[Items from a dataset]
◇ ◇ ◇ ◇
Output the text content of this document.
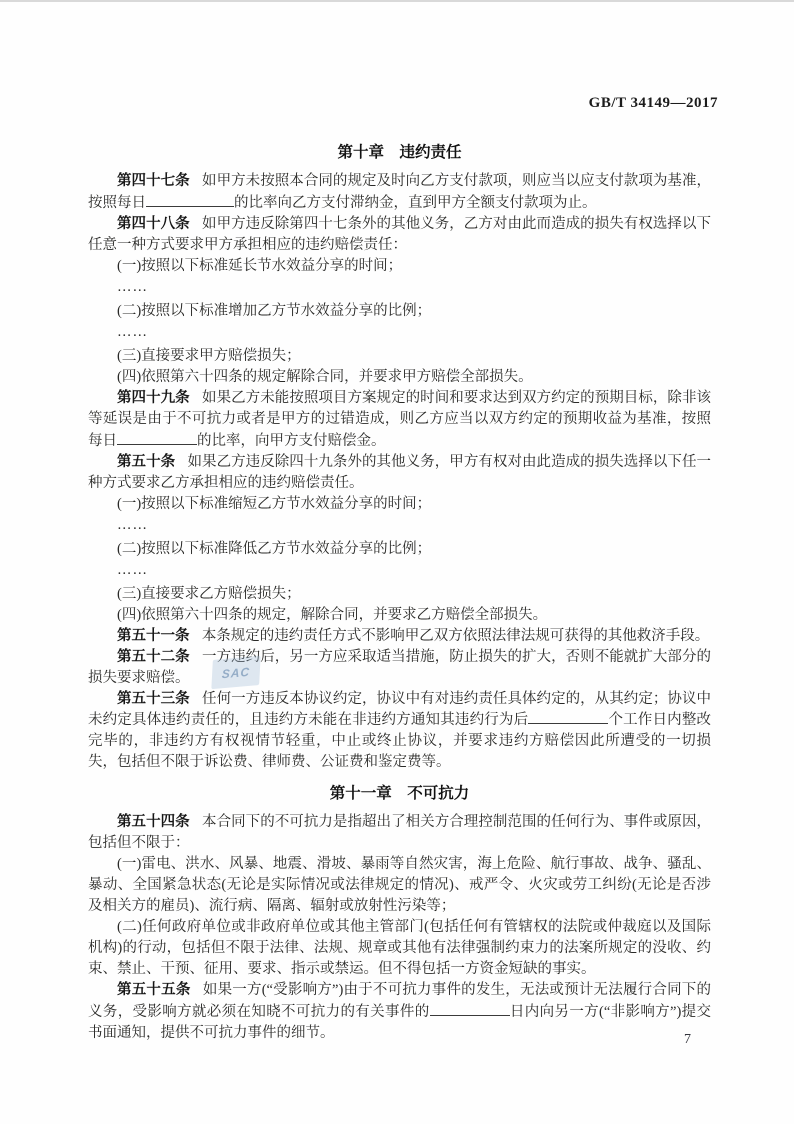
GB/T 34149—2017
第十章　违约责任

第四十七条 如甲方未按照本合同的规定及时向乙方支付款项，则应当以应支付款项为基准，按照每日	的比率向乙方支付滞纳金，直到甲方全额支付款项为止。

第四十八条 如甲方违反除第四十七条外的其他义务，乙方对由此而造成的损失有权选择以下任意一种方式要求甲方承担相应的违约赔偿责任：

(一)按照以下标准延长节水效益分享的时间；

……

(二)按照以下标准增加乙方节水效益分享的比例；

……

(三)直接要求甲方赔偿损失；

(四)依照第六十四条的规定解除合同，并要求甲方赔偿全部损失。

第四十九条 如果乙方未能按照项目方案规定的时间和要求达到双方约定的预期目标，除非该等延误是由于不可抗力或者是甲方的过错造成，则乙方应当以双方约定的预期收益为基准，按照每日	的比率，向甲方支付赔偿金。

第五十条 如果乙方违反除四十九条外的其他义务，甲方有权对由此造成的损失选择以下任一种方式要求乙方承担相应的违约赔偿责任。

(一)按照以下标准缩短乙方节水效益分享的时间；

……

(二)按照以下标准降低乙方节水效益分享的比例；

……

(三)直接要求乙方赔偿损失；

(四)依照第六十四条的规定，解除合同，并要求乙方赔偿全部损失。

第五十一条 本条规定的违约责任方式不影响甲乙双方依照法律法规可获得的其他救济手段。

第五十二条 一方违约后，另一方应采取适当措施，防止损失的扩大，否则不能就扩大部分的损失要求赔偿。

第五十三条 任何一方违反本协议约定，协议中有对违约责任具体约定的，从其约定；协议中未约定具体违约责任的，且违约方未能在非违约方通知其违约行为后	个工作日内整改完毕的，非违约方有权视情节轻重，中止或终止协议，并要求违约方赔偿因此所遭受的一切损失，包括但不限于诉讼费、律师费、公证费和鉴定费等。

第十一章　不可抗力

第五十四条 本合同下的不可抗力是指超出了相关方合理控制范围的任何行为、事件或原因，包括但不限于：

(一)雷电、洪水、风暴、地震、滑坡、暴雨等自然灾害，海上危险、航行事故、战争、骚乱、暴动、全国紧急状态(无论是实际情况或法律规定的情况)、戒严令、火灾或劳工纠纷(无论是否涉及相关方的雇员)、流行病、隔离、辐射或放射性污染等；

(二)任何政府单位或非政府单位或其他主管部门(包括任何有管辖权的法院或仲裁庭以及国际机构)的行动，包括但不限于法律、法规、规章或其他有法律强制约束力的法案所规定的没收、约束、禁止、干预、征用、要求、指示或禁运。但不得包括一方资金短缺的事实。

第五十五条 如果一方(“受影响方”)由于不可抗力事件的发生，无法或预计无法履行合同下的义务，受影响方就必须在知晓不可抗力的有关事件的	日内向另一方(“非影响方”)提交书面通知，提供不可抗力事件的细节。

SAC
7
◇ ◇ ◇ ◇
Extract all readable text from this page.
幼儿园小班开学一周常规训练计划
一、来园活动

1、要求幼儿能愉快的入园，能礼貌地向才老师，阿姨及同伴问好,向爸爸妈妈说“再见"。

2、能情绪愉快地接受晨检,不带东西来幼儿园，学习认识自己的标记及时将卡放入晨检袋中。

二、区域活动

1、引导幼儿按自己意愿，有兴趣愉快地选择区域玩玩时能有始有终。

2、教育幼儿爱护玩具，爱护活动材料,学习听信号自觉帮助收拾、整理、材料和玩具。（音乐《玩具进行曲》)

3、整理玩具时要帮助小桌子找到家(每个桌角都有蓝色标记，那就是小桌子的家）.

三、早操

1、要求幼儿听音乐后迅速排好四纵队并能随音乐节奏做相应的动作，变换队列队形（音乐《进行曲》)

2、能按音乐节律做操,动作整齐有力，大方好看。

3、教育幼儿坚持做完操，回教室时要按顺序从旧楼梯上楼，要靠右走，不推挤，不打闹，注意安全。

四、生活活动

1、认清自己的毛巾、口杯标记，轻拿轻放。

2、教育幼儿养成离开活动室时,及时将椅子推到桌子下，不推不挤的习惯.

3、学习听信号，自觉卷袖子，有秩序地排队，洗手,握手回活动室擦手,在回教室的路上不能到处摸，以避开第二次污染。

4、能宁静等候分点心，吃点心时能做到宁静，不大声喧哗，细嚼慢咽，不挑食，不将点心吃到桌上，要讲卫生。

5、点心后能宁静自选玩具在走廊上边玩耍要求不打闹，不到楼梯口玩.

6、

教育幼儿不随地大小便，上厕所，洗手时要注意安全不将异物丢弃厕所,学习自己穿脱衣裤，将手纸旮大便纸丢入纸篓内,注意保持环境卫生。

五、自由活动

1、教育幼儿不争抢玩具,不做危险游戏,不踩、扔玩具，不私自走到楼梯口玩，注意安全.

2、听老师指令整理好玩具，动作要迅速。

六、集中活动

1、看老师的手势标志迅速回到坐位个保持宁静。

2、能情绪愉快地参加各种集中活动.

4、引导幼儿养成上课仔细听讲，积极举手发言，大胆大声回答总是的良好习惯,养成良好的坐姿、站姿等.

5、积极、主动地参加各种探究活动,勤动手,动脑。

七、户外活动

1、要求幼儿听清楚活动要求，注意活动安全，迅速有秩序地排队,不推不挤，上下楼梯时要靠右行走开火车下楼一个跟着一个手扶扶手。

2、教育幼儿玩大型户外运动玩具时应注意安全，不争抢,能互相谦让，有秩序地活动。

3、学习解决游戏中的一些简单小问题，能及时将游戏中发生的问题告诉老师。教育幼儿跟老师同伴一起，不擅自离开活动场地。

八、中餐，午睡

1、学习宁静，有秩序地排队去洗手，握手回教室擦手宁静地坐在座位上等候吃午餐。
◇ ◇ ◇ ◇
▶ [TASK OBJECTIVE]:
Determine the count of lines in the data above with the string "this" in them, and give that count alone.

▶ [THE RESPONSE]:
2